Exactly repeat the material, dropping only the pictures.

§ Listed records
__________________________________________________

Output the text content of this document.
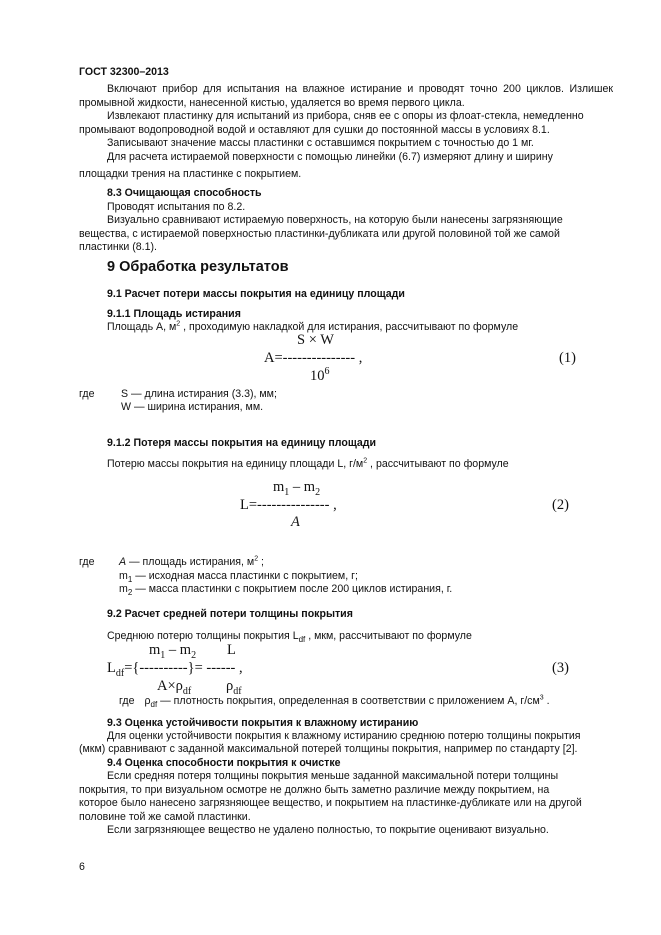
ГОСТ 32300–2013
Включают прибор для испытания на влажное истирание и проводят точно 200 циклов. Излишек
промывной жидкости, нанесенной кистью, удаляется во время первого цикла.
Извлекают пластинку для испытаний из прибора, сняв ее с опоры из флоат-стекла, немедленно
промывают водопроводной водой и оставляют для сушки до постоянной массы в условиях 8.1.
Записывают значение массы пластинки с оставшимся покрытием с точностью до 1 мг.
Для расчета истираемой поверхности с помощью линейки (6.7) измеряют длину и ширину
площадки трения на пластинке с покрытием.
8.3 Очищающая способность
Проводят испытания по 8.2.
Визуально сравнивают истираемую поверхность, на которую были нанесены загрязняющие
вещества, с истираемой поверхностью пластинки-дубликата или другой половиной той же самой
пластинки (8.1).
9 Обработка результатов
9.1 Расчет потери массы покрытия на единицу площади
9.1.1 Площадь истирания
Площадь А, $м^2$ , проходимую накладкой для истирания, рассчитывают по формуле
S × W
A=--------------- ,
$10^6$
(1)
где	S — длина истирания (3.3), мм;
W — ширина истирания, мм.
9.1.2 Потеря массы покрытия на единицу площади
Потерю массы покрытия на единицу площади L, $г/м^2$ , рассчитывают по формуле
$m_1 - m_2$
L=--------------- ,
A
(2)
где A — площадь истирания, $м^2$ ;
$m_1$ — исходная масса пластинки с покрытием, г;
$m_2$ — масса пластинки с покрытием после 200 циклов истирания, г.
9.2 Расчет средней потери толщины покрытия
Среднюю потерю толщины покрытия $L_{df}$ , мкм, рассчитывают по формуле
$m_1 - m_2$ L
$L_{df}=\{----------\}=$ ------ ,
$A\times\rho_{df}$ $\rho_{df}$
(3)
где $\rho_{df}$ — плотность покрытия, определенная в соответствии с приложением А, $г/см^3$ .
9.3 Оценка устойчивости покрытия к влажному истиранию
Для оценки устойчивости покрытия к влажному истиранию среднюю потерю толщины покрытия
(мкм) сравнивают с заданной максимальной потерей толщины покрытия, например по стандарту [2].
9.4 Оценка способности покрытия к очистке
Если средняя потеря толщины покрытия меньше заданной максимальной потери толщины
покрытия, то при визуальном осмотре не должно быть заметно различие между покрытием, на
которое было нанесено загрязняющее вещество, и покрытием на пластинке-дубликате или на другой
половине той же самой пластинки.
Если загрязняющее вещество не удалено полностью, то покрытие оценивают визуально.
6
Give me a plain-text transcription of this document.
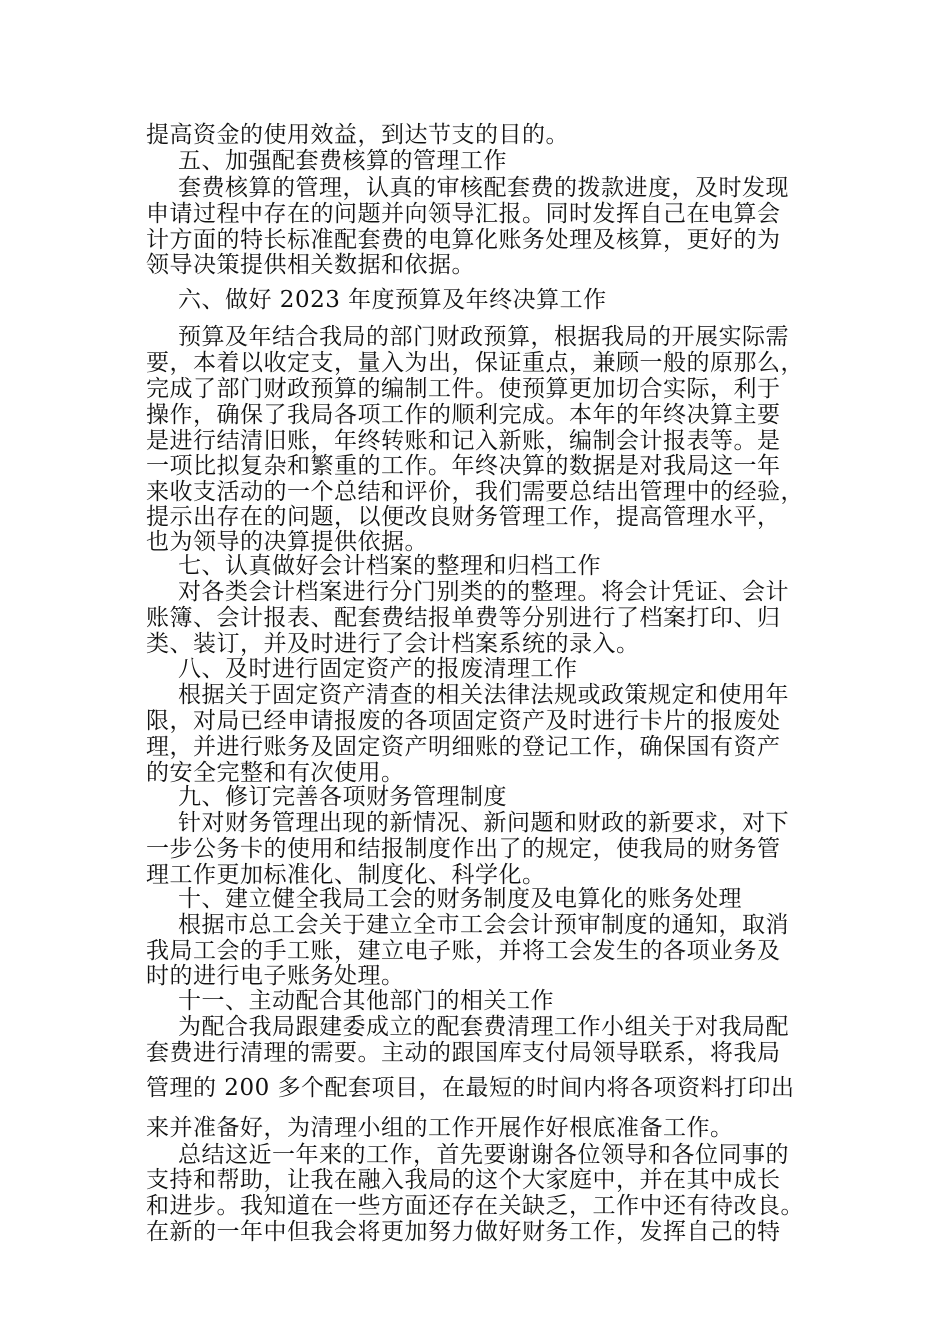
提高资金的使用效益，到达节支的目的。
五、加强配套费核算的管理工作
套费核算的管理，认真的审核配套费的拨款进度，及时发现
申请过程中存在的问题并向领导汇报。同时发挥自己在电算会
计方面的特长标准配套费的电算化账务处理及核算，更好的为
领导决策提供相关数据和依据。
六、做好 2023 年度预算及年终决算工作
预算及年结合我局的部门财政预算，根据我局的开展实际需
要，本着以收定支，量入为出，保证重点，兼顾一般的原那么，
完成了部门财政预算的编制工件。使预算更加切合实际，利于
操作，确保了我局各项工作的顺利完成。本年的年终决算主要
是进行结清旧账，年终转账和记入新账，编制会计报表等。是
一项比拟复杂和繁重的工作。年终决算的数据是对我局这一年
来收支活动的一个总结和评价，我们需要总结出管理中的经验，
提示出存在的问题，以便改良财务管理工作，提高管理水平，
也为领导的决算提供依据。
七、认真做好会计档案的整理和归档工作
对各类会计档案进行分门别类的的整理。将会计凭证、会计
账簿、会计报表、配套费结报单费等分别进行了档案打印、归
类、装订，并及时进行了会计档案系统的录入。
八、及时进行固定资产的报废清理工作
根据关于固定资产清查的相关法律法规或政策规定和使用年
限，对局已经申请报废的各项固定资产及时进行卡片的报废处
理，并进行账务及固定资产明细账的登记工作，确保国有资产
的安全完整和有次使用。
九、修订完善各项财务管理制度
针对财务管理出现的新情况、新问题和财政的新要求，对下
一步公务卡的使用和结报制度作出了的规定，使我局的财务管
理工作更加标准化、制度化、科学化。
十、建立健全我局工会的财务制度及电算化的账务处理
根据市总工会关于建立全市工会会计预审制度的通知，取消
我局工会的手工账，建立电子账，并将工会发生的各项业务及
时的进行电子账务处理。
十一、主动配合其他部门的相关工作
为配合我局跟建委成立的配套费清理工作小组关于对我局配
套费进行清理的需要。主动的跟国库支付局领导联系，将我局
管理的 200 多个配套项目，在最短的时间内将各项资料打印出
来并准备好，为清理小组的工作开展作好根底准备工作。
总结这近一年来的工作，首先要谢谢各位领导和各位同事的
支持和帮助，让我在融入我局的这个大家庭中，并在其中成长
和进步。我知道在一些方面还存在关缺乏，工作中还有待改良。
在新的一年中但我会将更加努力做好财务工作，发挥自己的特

__________________________________________________

§ Response to the task
Output the text content of this document.
ГОСТ 32300–2013
Включают прибор для испытания на влажное истирание и проводят точно 200 циклов. Излишек
промывной жидкости, нанесенной кистью, удаляется во время первого цикла.
Извлекают пластинку для испытаний из прибора, сняв ее с опоры из флоат-стекла, немедленно
промывают водопроводной водой и оставляют для сушки до постоянной массы в условиях 8.1.
Записывают значение массы пластинки с оставшимся покрытием с точностью до 1 мг.
Для расчета истираемой поверхности с помощью линейки (6.7) измеряют длину и ширину
площадки трения на пластинке с покрытием.
8.3 Очищающая способность
Проводят испытания по 8.2.
Визуально сравнивают истираемую поверхность, на которую были нанесены загрязняющие
вещества, с истираемой поверхностью пластинки-дубликата или другой половиной той же самой
пластинки (8.1).
9 Обработка результатов
9.1 Расчет потери массы покрытия на единицу площади
9.1.1 Площадь истирания
Площадь А, $м^2$ , проходимую накладкой для истирания, рассчитывают по формуле
S × W
A=--------------- ,
$10^6$
(1)
где	S — длина истирания (3.3), мм;
W — ширина истирания, мм.
9.1.2 Потеря массы покрытия на единицу площади
Потерю массы покрытия на единицу площади L, $г/м^2$ , рассчитывают по формуле
$m_1 - m_2$
L=--------------- ,
A
(2)
где A — площадь истирания, $м^2$ ;
$m_1$ — исходная масса пластинки с покрытием, г;
$m_2$ — масса пластинки с покрытием после 200 циклов истирания, г.
9.2 Расчет средней потери толщины покрытия
Среднюю потерю толщины покрытия $L_{df}$ , мкм, рассчитывают по формуле
$m_1 - m_2$ L
$L_{df}=\{----------\}=$ ------ ,
$A\times\rho_{df}$ $\rho_{df}$
(3)
где $\rho_{df}$ — плотность покрытия, определенная в соответствии с приложением А, $г/см^3$ .
9.3 Оценка устойчивости покрытия к влажному истиранию
Для оценки устойчивости покрытия к влажному истиранию среднюю потерю толщины покрытия
(мкм) сравнивают с заданной максимальной потерей толщины покрытия, например по стандарту [2].
9.4 Оценка способности покрытия к очистке
Если средняя потеря толщины покрытия меньше заданной максимальной потери толщины
покрытия, то при визуальном осмотре не должно быть заметно различие между покрытием, на
которое было нанесено загрязняющее вещество, и покрытием на пластинке-дубликате или на другой
половине той же самой пластинки.
Если загрязняющее вещество не удалено полностью, то покрытие оценивают визуально.
6
Give me a plain-text transcription of this document.
提高资金的使用效益，到达节支的目的。
五、加强配套费核算的管理工作
套费核算的管理，认真的审核配套费的拨款进度，及时发现
申请过程中存在的问题并向领导汇报。同时发挥自己在电算会
计方面的特长标准配套费的电算化账务处理及核算，更好的为
领导决策提供相关数据和依据。
六、做好 2023 年度预算及年终决算工作
预算及年结合我局的部门财政预算，根据我局的开展实际需
要，本着以收定支，量入为出，保证重点，兼顾一般的原那么，
完成了部门财政预算的编制工件。使预算更加切合实际，利于
操作，确保了我局各项工作的顺利完成。本年的年终决算主要
是进行结清旧账，年终转账和记入新账，编制会计报表等。是
一项比拟复杂和繁重的工作。年终决算的数据是对我局这一年
来收支活动的一个总结和评价，我们需要总结出管理中的经验，
提示出存在的问题，以便改良财务管理工作，提高管理水平，
也为领导的决算提供依据。
七、认真做好会计档案的整理和归档工作
对各类会计档案进行分门别类的的整理。将会计凭证、会计
账簿、会计报表、配套费结报单费等分别进行了档案打印、归
类、装订，并及时进行了会计档案系统的录入。
八、及时进行固定资产的报废清理工作
根据关于固定资产清查的相关法律法规或政策规定和使用年
限，对局已经申请报废的各项固定资产及时进行卡片的报废处
理，并进行账务及固定资产明细账的登记工作，确保国有资产
的安全完整和有次使用。
九、修订完善各项财务管理制度
针对财务管理出现的新情况、新问题和财政的新要求，对下
一步公务卡的使用和结报制度作出了的规定，使我局的财务管
理工作更加标准化、制度化、科学化。
十、建立健全我局工会的财务制度及电算化的账务处理
根据市总工会关于建立全市工会会计预审制度的通知，取消
我局工会的手工账，建立电子账，并将工会发生的各项业务及
时的进行电子账务处理。
十一、主动配合其他部门的相关工作
为配合我局跟建委成立的配套费清理工作小组关于对我局配
套费进行清理的需要。主动的跟国库支付局领导联系，将我局
管理的 200 多个配套项目，在最短的时间内将各项资料打印出
来并准备好，为清理小组的工作开展作好根底准备工作。
总结这近一年来的工作，首先要谢谢各位领导和各位同事的
支持和帮助，让我在融入我局的这个大家庭中，并在其中成长
和进步。我知道在一些方面还存在关缺乏，工作中还有待改良。
在新的一年中但我会将更加努力做好财务工作，发挥自己的特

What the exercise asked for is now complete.